## TASK BRIEF
Search the entries below. Return every line that has "raid" in it.

Stored dataset items
--------------------

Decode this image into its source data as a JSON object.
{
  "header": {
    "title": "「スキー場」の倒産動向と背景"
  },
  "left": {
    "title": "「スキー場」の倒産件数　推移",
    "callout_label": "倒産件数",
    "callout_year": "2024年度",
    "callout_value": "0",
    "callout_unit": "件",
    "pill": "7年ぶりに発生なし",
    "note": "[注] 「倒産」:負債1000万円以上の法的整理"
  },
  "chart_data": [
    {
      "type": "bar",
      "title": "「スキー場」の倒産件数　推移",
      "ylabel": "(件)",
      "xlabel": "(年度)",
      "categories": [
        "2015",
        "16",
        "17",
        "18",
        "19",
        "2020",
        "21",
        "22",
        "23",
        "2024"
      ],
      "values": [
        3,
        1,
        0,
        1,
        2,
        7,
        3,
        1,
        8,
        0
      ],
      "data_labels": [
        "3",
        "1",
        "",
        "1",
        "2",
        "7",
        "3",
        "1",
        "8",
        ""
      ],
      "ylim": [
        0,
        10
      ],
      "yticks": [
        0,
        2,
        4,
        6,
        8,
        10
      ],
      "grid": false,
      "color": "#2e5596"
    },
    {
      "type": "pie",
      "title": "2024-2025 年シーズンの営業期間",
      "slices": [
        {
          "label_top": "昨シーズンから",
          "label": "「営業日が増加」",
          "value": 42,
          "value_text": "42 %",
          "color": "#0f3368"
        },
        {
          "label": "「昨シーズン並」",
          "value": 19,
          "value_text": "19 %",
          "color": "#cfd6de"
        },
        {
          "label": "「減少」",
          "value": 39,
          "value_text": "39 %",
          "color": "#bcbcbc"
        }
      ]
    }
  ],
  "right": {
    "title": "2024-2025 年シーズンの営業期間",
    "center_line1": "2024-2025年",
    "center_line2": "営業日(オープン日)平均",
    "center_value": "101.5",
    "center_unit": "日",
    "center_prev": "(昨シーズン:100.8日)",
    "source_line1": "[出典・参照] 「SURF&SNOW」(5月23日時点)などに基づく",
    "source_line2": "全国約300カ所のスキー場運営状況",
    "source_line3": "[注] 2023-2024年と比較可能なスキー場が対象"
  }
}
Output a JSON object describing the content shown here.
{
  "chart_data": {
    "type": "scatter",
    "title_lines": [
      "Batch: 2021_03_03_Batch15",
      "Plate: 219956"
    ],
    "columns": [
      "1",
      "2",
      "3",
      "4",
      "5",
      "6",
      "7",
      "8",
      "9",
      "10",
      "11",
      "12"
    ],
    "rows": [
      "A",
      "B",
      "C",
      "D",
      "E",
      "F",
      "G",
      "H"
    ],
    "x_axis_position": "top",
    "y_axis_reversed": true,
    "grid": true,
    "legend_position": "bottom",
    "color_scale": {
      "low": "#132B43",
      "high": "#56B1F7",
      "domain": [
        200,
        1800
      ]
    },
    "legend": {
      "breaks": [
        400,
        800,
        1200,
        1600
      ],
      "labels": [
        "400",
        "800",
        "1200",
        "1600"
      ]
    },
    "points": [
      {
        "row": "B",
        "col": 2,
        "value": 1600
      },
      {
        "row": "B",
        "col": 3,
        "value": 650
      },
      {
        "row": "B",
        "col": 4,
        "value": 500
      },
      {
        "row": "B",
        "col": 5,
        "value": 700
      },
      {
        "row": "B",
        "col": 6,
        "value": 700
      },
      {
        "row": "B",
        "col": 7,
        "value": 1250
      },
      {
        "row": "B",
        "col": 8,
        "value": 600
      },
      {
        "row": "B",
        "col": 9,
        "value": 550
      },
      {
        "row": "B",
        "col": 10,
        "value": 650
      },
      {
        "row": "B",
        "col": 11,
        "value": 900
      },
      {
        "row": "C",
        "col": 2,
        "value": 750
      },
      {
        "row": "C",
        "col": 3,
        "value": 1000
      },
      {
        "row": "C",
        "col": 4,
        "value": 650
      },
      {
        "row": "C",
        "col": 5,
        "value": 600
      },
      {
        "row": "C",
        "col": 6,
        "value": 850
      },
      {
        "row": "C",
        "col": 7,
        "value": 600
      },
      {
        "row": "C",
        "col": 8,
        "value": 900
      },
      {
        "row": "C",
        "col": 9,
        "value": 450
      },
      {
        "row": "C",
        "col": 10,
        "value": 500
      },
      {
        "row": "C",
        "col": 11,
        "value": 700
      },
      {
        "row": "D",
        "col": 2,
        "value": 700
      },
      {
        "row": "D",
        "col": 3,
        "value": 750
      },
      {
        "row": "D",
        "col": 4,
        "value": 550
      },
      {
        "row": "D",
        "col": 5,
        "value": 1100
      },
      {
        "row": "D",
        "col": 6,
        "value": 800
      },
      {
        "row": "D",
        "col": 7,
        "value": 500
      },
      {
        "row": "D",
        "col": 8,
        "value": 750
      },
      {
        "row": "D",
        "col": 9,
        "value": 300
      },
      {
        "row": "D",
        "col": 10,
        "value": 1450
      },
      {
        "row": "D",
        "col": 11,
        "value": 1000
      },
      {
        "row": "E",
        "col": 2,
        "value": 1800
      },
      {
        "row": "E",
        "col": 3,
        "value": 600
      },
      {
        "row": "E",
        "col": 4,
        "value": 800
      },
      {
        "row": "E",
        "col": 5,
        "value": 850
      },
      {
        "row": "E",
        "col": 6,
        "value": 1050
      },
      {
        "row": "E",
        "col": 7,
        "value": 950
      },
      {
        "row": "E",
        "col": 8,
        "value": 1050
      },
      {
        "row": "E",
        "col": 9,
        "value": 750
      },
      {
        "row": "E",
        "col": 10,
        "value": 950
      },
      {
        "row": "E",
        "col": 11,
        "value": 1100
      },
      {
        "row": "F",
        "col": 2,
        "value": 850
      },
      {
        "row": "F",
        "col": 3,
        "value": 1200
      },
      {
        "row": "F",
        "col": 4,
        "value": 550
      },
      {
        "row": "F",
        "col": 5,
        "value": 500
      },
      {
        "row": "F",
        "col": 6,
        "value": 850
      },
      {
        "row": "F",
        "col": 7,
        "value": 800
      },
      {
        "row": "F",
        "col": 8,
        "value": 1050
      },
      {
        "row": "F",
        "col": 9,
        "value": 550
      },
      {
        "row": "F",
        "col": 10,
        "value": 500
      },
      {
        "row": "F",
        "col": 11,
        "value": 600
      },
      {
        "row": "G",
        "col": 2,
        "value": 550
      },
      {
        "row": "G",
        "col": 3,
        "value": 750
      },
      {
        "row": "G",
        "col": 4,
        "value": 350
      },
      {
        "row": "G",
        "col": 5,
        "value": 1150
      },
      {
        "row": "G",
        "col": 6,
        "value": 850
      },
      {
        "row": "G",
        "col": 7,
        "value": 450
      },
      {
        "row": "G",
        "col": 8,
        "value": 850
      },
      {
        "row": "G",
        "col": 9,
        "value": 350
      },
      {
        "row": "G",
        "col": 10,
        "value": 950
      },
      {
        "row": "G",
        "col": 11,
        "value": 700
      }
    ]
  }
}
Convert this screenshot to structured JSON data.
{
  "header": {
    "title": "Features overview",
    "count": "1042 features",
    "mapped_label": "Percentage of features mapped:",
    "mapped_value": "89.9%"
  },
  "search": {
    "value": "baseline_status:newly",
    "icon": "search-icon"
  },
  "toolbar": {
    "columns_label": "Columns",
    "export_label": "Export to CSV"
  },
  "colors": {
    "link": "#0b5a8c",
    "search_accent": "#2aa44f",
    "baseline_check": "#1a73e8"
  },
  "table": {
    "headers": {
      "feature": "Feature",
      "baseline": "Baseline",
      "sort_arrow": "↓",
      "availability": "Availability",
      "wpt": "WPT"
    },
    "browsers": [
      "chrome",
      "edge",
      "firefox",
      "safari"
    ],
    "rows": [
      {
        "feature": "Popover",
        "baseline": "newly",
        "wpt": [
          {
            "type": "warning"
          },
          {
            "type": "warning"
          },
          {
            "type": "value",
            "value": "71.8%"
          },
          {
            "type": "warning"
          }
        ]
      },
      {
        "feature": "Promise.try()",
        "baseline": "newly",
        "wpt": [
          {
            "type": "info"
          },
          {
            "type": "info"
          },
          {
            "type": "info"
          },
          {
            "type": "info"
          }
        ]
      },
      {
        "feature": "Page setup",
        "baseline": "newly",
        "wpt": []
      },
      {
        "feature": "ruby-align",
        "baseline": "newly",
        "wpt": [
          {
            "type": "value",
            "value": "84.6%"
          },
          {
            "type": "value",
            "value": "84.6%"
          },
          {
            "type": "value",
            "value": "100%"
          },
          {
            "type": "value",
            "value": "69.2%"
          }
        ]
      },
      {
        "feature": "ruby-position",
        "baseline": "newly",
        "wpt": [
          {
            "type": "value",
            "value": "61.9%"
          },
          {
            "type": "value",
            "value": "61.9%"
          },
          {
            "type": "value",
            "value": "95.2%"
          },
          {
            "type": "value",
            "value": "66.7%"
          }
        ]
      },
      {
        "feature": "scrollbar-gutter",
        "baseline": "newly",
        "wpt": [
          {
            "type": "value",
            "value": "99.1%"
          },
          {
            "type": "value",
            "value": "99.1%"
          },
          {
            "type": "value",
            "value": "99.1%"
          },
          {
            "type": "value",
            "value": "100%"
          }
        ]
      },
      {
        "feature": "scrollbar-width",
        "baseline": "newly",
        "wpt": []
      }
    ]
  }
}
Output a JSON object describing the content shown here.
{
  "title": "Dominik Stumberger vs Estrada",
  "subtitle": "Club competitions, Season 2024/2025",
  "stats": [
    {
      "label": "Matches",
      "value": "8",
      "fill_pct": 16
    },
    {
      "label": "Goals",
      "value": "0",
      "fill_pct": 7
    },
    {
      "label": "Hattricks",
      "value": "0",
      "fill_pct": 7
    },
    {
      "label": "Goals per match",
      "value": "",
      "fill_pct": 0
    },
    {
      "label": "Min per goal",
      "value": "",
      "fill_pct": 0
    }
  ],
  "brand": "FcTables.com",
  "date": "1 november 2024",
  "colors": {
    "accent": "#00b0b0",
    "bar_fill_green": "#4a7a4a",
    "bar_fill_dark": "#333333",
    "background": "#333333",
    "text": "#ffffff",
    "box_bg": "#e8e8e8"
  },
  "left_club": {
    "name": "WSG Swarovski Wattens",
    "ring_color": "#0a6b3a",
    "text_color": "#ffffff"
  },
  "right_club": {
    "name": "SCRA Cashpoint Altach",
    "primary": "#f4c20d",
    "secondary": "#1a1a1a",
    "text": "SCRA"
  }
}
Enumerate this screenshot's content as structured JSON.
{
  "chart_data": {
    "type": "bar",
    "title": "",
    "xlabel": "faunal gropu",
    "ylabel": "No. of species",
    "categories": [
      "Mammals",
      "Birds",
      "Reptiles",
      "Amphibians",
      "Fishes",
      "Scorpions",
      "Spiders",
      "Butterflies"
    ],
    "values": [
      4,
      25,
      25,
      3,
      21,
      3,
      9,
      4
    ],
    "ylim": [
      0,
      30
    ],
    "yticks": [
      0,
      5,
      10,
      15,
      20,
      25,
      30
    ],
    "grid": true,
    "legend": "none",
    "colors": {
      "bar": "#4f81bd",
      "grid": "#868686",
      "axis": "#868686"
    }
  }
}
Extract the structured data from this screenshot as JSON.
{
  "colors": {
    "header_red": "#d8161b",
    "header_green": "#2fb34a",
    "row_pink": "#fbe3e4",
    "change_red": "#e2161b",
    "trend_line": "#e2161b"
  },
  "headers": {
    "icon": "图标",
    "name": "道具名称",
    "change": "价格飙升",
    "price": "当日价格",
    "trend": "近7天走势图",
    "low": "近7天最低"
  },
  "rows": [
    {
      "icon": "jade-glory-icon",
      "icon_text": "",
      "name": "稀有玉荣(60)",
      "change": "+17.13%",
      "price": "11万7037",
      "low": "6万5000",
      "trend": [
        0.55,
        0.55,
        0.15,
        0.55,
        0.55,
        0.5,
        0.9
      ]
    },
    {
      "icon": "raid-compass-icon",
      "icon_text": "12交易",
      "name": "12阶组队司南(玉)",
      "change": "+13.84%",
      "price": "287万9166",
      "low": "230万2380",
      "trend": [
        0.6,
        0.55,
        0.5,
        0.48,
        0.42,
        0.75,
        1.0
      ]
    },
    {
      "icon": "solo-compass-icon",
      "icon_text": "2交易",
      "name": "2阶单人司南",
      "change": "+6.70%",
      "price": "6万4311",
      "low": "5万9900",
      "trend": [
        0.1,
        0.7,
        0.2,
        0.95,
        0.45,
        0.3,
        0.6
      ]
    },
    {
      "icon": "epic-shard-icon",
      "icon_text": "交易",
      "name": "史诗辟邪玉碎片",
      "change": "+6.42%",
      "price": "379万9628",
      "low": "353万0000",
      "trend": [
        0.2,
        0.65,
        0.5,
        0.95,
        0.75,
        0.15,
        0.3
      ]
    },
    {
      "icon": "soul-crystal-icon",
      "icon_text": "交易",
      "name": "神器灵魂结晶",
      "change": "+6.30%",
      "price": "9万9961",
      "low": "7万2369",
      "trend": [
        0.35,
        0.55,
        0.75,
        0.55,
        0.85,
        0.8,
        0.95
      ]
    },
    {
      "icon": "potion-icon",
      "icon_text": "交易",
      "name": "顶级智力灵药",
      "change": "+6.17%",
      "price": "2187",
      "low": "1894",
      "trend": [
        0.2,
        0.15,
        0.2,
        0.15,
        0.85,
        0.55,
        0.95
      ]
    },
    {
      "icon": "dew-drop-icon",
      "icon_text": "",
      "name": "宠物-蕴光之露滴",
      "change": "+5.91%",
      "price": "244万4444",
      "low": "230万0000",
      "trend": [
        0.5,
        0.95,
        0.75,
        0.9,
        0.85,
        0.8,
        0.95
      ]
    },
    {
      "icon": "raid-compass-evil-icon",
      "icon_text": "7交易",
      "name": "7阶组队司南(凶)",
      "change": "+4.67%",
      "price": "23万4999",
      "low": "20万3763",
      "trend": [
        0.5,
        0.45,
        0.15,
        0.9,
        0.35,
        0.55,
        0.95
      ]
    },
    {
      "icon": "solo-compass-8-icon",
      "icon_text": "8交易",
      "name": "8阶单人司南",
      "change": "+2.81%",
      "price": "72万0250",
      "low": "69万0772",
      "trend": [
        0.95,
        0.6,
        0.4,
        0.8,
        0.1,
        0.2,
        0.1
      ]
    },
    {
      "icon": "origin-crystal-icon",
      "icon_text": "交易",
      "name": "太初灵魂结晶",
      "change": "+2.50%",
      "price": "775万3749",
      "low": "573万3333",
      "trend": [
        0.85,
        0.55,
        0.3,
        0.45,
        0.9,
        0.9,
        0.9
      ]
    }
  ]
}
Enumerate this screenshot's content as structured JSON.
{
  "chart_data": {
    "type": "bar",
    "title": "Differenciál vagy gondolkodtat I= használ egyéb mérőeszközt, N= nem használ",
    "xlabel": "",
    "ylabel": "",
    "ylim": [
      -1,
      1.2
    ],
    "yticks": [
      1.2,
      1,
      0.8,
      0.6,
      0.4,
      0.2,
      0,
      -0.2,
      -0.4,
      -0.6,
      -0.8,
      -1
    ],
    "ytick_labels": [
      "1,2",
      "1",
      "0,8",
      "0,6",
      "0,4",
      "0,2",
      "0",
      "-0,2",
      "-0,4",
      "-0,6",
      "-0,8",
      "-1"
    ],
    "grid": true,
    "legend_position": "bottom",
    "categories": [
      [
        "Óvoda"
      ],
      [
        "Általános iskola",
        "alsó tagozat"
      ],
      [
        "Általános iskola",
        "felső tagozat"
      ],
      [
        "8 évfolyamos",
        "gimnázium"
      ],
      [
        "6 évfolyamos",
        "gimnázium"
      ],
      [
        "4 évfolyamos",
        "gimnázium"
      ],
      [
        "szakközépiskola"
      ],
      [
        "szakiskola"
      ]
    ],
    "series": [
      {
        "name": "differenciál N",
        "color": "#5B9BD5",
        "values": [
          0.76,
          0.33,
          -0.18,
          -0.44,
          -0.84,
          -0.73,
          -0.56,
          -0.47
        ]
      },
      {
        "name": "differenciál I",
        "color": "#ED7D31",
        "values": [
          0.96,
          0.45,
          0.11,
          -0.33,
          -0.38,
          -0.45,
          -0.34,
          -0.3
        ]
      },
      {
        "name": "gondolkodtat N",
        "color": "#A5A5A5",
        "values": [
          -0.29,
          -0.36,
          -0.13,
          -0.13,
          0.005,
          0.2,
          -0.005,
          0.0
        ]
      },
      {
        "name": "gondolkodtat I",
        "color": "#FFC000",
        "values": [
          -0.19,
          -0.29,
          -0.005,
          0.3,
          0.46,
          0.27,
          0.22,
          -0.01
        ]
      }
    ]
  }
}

--------------------

## ANSWER TO THIS TASK
      "icon": "raid-compass-icon",
      "icon": "raid-compass-evil-icon",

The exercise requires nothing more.